-- BEGIN INPUT DATA --

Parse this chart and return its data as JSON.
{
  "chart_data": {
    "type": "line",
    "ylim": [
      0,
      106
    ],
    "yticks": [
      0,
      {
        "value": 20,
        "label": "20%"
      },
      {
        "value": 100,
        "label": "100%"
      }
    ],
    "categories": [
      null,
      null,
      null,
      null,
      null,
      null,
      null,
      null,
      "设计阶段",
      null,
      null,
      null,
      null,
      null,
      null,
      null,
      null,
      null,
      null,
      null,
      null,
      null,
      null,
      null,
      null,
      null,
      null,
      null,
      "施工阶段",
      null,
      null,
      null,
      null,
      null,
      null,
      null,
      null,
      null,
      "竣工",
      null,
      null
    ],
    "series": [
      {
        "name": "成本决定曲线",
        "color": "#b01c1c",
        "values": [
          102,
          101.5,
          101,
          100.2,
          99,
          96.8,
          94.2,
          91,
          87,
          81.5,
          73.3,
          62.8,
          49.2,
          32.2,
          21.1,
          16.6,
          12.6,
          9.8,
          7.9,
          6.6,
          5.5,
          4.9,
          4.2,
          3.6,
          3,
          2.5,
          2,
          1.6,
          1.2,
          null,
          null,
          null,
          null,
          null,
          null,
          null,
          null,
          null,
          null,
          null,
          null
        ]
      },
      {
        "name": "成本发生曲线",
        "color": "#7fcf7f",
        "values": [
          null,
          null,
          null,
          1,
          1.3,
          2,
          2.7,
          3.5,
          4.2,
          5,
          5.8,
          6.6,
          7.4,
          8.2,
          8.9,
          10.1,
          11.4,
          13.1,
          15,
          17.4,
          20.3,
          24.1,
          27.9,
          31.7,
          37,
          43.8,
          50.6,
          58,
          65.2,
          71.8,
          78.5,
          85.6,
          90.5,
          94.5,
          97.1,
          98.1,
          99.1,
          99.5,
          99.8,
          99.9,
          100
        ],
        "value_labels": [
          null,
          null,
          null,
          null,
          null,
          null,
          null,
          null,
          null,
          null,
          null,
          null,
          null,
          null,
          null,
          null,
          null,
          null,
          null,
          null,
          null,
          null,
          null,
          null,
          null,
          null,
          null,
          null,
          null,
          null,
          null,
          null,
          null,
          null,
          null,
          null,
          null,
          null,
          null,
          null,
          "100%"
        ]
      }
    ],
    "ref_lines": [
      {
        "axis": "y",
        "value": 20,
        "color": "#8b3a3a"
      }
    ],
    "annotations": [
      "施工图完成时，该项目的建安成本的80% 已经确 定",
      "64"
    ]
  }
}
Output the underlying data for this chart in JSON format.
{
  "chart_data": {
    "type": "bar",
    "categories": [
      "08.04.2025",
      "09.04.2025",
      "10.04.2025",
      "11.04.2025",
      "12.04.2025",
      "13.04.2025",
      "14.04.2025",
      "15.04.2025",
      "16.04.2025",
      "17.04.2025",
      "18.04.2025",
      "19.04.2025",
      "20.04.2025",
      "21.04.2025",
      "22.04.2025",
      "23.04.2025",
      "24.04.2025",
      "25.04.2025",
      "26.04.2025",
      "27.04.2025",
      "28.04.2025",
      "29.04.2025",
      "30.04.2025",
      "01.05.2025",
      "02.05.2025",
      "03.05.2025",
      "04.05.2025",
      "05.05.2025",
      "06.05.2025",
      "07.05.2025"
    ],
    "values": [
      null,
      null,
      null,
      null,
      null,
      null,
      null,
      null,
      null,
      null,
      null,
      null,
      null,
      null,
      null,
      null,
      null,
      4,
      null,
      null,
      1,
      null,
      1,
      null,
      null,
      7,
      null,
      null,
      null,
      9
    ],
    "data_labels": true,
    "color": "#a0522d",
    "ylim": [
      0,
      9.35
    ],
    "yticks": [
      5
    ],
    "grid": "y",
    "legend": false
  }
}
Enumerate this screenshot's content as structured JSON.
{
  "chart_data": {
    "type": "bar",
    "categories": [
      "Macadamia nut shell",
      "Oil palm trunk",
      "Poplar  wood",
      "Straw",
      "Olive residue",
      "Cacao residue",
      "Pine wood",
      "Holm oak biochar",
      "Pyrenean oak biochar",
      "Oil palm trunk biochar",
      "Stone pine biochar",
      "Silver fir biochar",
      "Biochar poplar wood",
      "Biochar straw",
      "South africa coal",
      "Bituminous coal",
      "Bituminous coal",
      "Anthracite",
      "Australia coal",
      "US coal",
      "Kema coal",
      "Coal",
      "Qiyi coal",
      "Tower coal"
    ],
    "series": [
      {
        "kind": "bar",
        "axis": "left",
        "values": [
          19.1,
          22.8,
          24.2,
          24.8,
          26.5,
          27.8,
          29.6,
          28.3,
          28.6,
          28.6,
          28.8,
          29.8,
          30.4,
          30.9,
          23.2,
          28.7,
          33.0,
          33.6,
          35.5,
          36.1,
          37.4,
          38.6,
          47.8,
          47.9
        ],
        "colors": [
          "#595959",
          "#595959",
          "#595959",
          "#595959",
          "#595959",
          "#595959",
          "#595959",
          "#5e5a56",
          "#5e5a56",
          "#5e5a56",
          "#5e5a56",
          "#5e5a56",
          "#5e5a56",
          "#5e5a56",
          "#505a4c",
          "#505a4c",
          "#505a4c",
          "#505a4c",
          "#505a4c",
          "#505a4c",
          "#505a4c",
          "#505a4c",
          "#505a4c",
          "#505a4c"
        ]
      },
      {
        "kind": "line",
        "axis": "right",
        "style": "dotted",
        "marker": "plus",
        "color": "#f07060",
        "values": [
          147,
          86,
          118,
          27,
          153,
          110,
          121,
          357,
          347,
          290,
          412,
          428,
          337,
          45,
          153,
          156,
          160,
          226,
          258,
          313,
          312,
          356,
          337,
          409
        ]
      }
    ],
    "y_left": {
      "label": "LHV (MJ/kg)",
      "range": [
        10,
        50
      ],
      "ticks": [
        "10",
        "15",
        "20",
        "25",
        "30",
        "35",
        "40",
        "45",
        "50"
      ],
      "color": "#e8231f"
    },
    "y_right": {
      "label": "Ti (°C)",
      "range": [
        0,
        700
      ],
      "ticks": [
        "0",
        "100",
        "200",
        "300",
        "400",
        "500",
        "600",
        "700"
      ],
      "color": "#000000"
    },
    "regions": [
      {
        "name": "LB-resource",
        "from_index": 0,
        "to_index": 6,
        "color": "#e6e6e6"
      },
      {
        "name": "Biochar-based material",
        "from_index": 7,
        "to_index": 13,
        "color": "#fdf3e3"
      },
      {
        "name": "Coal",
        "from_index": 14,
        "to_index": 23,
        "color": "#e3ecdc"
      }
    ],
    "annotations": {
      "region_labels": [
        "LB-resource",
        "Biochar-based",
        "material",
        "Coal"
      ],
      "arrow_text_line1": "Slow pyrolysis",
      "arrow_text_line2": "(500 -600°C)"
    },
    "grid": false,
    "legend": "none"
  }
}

-- END INPUT DATA --

#### [GOAL]
Your task is to transcribe the listing above in full, exactly as given.

#### [FINISHED EXERCISE]
Parse this chart and return its data as JSON.
{
  "chart_data": {
    "type": "line",
    "ylim": [
      0,
      106
    ],
    "yticks": [
      0,
      {
        "value": 20,
        "label": "20%"
      },
      {
        "value": 100,
        "label": "100%"
      }
    ],
    "categories": [
      null,
      null,
      null,
      null,
      null,
      null,
      null,
      null,
      "设计阶段",
      null,
      null,
      null,
      null,
      null,
      null,
      null,
      null,
      null,
      null,
      null,
      null,
      null,
      null,
      null,
      null,
      null,
      null,
      null,
      "施工阶段",
      null,
      null,
      null,
      null,
      null,
      null,
      null,
      null,
      null,
      "竣工",
      null,
      null
    ],
    "series": [
      {
        "name": "成本决定曲线",
        "color": "#b01c1c",
        "values": [
          102,
          101.5,
          101,
          100.2,
          99,
          96.8,
          94.2,
          91,
          87,
          81.5,
          73.3,
          62.8,
          49.2,
          32.2,
          21.1,
          16.6,
          12.6,
          9.8,
          7.9,
          6.6,
          5.5,
          4.9,
          4.2,
          3.6,
          3,
          2.5,
          2,
          1.6,
          1.2,
          null,
          null,
          null,
          null,
          null,
          null,
          null,
          null,
          null,
          null,
          null,
          null
        ]
      },
      {
        "name": "成本发生曲线",
        "color": "#7fcf7f",
        "values": [
          null,
          null,
          null,
          1,
          1.3,
          2,
          2.7,
          3.5,
          4.2,
          5,
          5.8,
          6.6,
          7.4,
          8.2,
          8.9,
          10.1,
          11.4,
          13.1,
          15,
          17.4,
          20.3,
          24.1,
          27.9,
          31.7,
          37,
          43.8,
          50.6,
          58,
          65.2,
          71.8,
          78.5,
          85.6,
          90.5,
          94.5,
          97.1,
          98.1,
          99.1,
          99.5,
          99.8,
          99.9,
          100
        ],
        "value_labels": [
          null,
          null,
          null,
          null,
          null,
          null,
          null,
          null,
          null,
          null,
          null,
          null,
          null,
          null,
          null,
          null,
          null,
          null,
          null,
          null,
          null,
          null,
          null,
          null,
          null,
          null,
          null,
          null,
          null,
          null,
          null,
          null,
          null,
          null,
          null,
          null,
          null,
          null,
          null,
          null,
          "100%"
        ]
      }
    ],
    "ref_lines": [
      {
        "axis": "y",
        "value": 20,
        "color": "#8b3a3a"
      }
    ],
    "annotations": [
      "施工图完成时，该项目的建安成本的80% 已经确 定",
      "64"
    ]
  }
}
Output the underlying data for this chart in JSON format.
{
  "chart_data": {
    "type": "bar",
    "categories": [
      "08.04.2025",
      "09.04.2025",
      "10.04.2025",
      "11.04.2025",
      "12.04.2025",
      "13.04.2025",
      "14.04.2025",
      "15.04.2025",
      "16.04.2025",
      "17.04.2025",
      "18.04.2025",
      "19.04.2025",
      "20.04.2025",
      "21.04.2025",
      "22.04.2025",
      "23.04.2025",
      "24.04.2025",
      "25.04.2025",
      "26.04.2025",
      "27.04.2025",
      "28.04.2025",
      "29.04.2025",
      "30.04.2025",
      "01.05.2025",
      "02.05.2025",
      "03.05.2025",
      "04.05.2025",
      "05.05.2025",
      "06.05.2025",
      "07.05.2025"
    ],
    "values": [
      null,
      null,
      null,
      null,
      null,
      null,
      null,
      null,
      null,
      null,
      null,
      null,
      null,
      null,
      null,
      null,
      null,
      4,
      null,
      null,
      1,
      null,
      1,
      null,
      null,
      7,
      null,
      null,
      null,
      9
    ],
    "data_labels": true,
    "color": "#a0522d",
    "ylim": [
      0,
      9.35
    ],
    "yticks": [
      5
    ],
    "grid": "y",
    "legend": false
  }
}
Enumerate this screenshot's content as structured JSON.
{
  "chart_data": {
    "type": "bar",
    "categories": [
      "Macadamia nut shell",
      "Oil palm trunk",
      "Poplar  wood",
      "Straw",
      "Olive residue",
      "Cacao residue",
      "Pine wood",
      "Holm oak biochar",
      "Pyrenean oak biochar",
      "Oil palm trunk biochar",
      "Stone pine biochar",
      "Silver fir biochar",
      "Biochar poplar wood",
      "Biochar straw",
      "South africa coal",
      "Bituminous coal",
      "Bituminous coal",
      "Anthracite",
      "Australia coal",
      "US coal",
      "Kema coal",
      "Coal",
      "Qiyi coal",
      "Tower coal"
    ],
    "series": [
      {
        "kind": "bar",
        "axis": "left",
        "values": [
          19.1,
          22.8,
          24.2,
          24.8,
          26.5,
          27.8,
          29.6,
          28.3,
          28.6,
          28.6,
          28.8,
          29.8,
          30.4,
          30.9,
          23.2,
          28.7,
          33.0,
          33.6,
          35.5,
          36.1,
          37.4,
          38.6,
          47.8,
          47.9
        ],
        "colors": [
          "#595959",
          "#595959",
          "#595959",
          "#595959",
          "#595959",
          "#595959",
          "#595959",
          "#5e5a56",
          "#5e5a56",
          "#5e5a56",
          "#5e5a56",
          "#5e5a56",
          "#5e5a56",
          "#5e5a56",
          "#505a4c",
          "#505a4c",
          "#505a4c",
          "#505a4c",
          "#505a4c",
          "#505a4c",
          "#505a4c",
          "#505a4c",
          "#505a4c",
          "#505a4c"
        ]
      },
      {
        "kind": "line",
        "axis": "right",
        "style": "dotted",
        "marker": "plus",
        "color": "#f07060",
        "values": [
          147,
          86,
          118,
          27,
          153,
          110,
          121,
          357,
          347,
          290,
          412,
          428,
          337,
          45,
          153,
          156,
          160,
          226,
          258,
          313,
          312,
          356,
          337,
          409
        ]
      }
    ],
    "y_left": {
      "label": "LHV (MJ/kg)",
      "range": [
        10,
        50
      ],
      "ticks": [
        "10",
        "15",
        "20",
        "25",
        "30",
        "35",
        "40",
        "45",
        "50"
      ],
      "color": "#e8231f"
    },
    "y_right": {
      "label": "Ti (°C)",
      "range": [
        0,
        700
      ],
      "ticks": [
        "0",
        "100",
        "200",
        "300",
        "400",
        "500",
        "600",
        "700"
      ],
      "color": "#000000"
    },
    "regions": [
      {
        "name": "LB-resource",
        "from_index": 0,
        "to_index": 6,
        "color": "#e6e6e6"
      },
      {
        "name": "Biochar-based material",
        "from_index": 7,
        "to_index": 13,
        "color": "#fdf3e3"
      },
      {
        "name": "Coal",
        "from_index": 14,
        "to_index": 23,
        "color": "#e3ecdc"
      }
    ],
    "annotations": {
      "region_labels": [
        "LB-resource",
        "Biochar-based",
        "material",
        "Coal"
      ],
      "arrow_text_line1": "Slow pyrolysis",
      "arrow_text_line2": "(500 -600°C)"
    },
    "grid": false,
    "legend": "none"
  }
}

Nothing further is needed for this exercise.